Exercise brief:
Of all the lines in the material below, how many include the string "Channels"? Give the number only.

Data listing:
## begin
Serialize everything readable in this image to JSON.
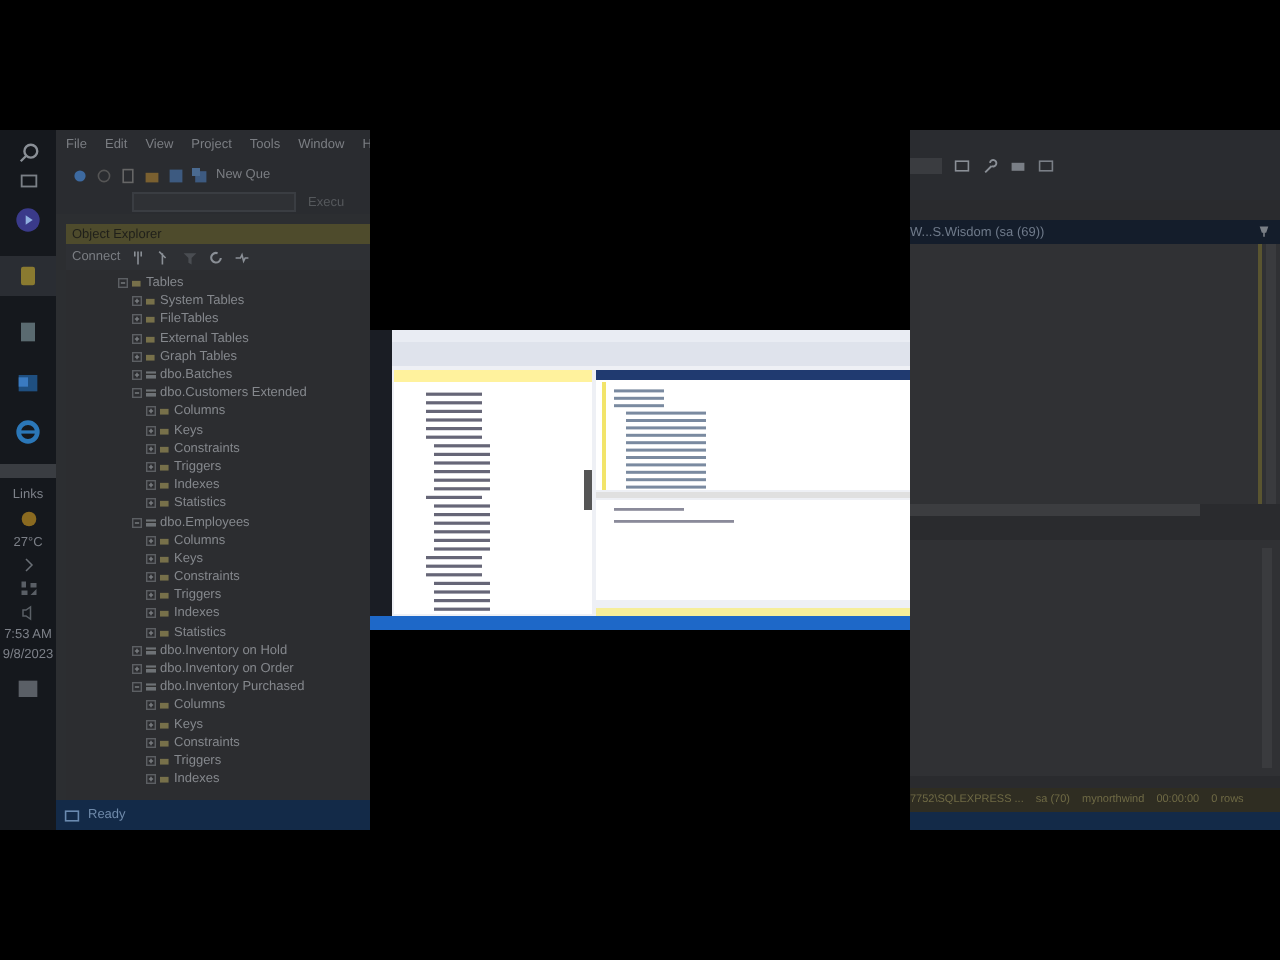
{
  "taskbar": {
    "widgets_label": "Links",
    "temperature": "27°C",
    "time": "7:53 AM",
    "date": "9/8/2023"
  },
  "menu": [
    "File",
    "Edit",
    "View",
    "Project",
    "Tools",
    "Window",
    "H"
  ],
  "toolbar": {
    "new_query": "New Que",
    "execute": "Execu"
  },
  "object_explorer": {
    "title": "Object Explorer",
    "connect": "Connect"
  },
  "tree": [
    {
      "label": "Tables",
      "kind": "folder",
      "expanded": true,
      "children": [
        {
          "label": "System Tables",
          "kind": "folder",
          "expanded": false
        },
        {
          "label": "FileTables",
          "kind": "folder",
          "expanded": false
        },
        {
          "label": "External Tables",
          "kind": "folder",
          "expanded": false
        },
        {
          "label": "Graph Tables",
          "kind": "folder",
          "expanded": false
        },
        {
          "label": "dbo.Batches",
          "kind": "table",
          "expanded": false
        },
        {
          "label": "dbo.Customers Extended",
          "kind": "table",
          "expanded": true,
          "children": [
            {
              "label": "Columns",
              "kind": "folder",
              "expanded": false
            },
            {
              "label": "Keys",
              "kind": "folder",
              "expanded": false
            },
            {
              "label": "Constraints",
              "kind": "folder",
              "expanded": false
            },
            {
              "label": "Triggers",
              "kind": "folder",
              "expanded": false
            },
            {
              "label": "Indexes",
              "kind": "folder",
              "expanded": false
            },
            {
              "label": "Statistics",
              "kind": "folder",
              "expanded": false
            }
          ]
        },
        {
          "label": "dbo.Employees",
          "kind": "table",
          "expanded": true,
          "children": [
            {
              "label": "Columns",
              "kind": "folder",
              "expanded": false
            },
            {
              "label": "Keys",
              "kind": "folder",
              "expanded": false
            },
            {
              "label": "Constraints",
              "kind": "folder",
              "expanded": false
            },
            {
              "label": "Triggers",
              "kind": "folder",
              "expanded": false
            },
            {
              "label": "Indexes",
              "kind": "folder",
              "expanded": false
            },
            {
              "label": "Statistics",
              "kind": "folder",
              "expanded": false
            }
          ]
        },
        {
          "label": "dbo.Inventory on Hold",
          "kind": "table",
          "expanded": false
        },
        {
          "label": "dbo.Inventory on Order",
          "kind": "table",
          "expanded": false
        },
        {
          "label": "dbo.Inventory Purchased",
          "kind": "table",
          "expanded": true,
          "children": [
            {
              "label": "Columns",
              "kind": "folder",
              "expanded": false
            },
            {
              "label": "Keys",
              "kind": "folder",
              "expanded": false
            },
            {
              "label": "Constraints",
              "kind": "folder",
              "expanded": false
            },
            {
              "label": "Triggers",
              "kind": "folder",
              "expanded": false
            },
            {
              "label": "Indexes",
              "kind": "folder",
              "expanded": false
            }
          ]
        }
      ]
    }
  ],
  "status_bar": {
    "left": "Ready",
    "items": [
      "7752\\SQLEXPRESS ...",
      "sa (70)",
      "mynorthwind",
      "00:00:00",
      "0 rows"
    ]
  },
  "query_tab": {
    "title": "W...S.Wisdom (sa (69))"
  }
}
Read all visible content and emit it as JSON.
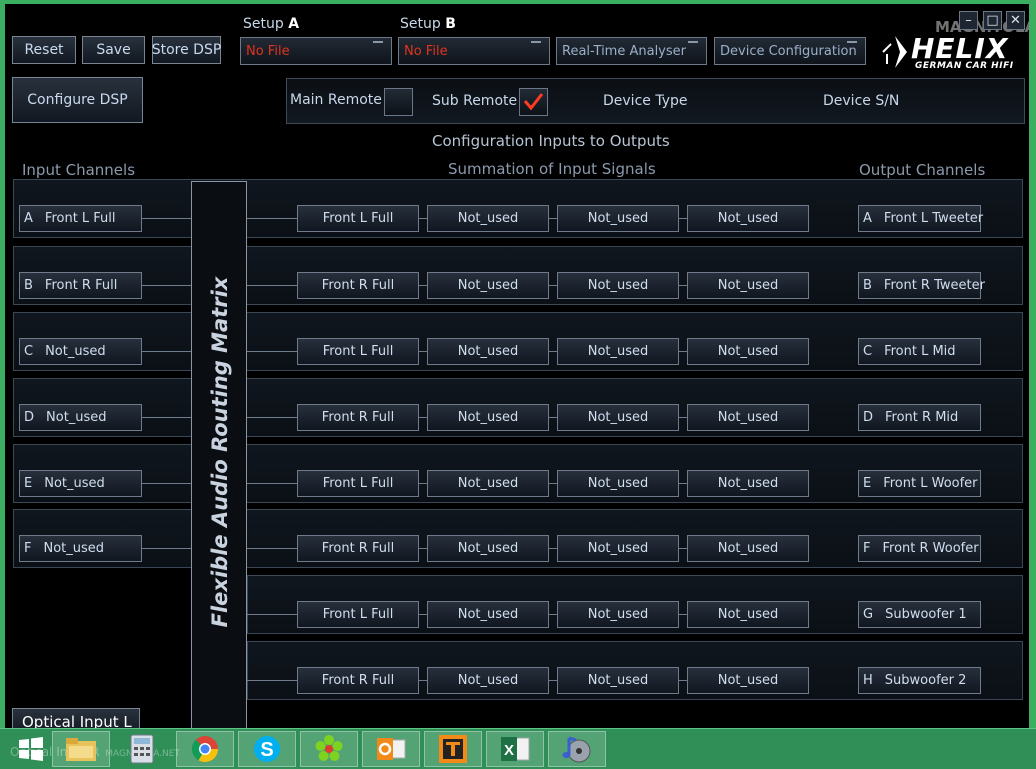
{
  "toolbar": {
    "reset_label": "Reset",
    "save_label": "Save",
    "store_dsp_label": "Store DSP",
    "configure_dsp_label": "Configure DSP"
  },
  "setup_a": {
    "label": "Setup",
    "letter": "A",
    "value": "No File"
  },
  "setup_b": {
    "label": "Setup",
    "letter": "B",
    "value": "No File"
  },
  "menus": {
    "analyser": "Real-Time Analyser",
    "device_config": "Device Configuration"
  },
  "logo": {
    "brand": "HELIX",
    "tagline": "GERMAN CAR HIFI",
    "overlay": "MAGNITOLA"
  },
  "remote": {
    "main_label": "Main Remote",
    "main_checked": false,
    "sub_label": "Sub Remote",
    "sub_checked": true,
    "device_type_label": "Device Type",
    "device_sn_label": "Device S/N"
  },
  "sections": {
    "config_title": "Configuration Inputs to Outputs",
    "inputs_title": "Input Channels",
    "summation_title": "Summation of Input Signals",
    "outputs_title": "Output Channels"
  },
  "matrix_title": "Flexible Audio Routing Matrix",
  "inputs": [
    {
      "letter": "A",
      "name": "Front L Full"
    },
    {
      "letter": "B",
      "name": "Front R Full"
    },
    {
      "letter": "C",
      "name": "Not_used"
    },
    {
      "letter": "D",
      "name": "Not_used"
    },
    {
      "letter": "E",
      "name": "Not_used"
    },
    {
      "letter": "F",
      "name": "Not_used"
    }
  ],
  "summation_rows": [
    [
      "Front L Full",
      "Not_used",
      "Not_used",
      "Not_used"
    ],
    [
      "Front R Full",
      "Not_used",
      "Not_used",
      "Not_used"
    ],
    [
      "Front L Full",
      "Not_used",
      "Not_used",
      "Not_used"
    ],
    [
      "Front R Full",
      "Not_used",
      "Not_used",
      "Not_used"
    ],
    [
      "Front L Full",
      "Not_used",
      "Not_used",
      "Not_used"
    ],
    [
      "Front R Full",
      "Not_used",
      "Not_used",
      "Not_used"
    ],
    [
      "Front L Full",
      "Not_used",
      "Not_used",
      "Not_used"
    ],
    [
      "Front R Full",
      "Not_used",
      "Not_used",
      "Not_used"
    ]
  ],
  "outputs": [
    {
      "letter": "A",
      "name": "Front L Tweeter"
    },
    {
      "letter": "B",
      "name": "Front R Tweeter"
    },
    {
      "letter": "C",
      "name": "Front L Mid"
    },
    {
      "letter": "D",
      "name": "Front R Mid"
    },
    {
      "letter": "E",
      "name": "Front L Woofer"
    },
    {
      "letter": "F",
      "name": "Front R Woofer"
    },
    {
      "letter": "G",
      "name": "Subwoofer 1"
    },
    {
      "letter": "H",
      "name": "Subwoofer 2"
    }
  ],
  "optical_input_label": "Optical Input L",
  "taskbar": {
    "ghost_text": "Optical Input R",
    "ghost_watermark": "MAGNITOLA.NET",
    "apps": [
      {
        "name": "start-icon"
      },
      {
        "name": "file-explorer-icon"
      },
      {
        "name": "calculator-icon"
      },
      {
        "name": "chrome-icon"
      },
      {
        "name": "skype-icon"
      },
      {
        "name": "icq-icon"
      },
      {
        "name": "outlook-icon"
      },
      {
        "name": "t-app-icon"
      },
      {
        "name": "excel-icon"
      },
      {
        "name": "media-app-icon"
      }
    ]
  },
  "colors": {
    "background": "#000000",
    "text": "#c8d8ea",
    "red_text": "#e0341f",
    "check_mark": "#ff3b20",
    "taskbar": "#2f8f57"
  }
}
## end
Final result:
2